What the task requires: Print the entries that appear below, exactly as written and without their pictures.

— BEGIN Records for this task —

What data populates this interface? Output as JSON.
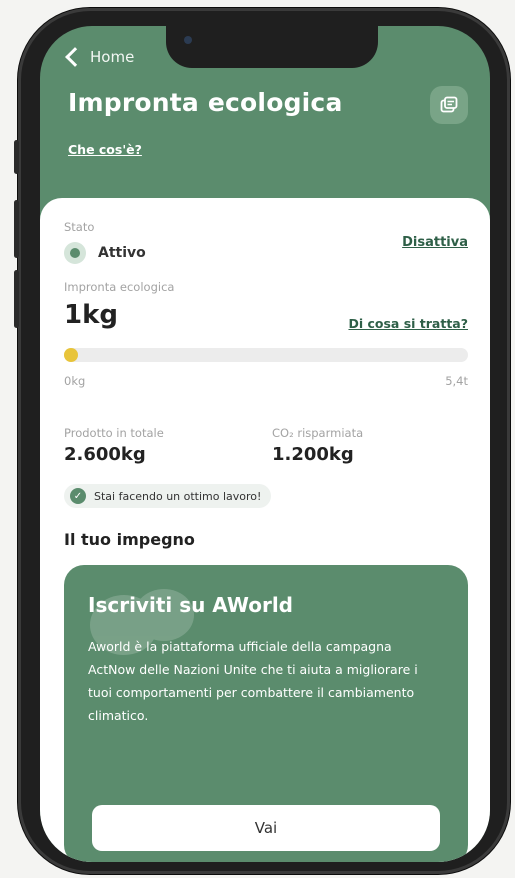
{
  "header": {
    "back_label": "Home",
    "title": "Impronta ecologica",
    "what_link": "Che cos'è?"
  },
  "status": {
    "label": "Stato",
    "value": "Attivo",
    "toggle_link": "Disattiva"
  },
  "footprint": {
    "label": "Impronta ecologica",
    "value": "1kg",
    "info_link": "Di cosa si tratta?",
    "bar_min": "0kg",
    "bar_max": "5,4t",
    "progress_fraction": 0.03
  },
  "stats": [
    {
      "label": "Prodotto in totale",
      "value": "2.600kg"
    },
    {
      "label": "CO₂ risparmiata",
      "value": "1.200kg"
    }
  ],
  "feedback": "Stai facendo un ottimo lavoro!",
  "commitment": {
    "section_title": "Il tuo impegno",
    "promo_title": "Iscriviti su AWorld",
    "promo_body": "Aworld è la piattaforma ufficiale della campagna ActNow delle Nazioni Unite che ti aiuta a migliorare i tuoi comportamenti per combattere il cambiamento climatico.",
    "cta_label": "Vai"
  },
  "colors": {
    "brand_green": "#5b8c6d",
    "progress_yellow": "#e8c43a"
  },
  "icons": {
    "back": "chevron-left-icon",
    "share": "share-card-icon",
    "state": "status-dot-icon",
    "feedback": "check-circle-icon"
  }
}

— END Records for this task —

Answer for the task:
What data populates this interface? Output as JSON.
{
  "header": {
    "back_label": "Home",
    "title": "Impronta ecologica",
    "what_link": "Che cos'è?"
  },
  "status": {
    "label": "Stato",
    "value": "Attivo",
    "toggle_link": "Disattiva"
  },
  "footprint": {
    "label": "Impronta ecologica",
    "value": "1kg",
    "info_link": "Di cosa si tratta?",
    "bar_min": "0kg",
    "bar_max": "5,4t",
    "progress_fraction": 0.03
  },
  "stats": [
    {
      "label": "Prodotto in totale",
      "value": "2.600kg"
    },
    {
      "label": "CO₂ risparmiata",
      "value": "1.200kg"
    }
  ],
  "feedback": "Stai facendo un ottimo lavoro!",
  "commitment": {
    "section_title": "Il tuo impegno",
    "promo_title": "Iscriviti su AWorld",
    "promo_body": "Aworld è la piattaforma ufficiale della campagna ActNow delle Nazioni Unite che ti aiuta a migliorare i tuoi comportamenti per combattere il cambiamento climatico.",
    "cta_label": "Vai"
  },
  "colors": {
    "brand_green": "#5b8c6d",
    "progress_yellow": "#e8c43a"
  },
  "icons": {
    "back": "chevron-left-icon",
    "share": "share-card-icon",
    "state": "status-dot-icon",
    "feedback": "check-circle-icon"
  }
}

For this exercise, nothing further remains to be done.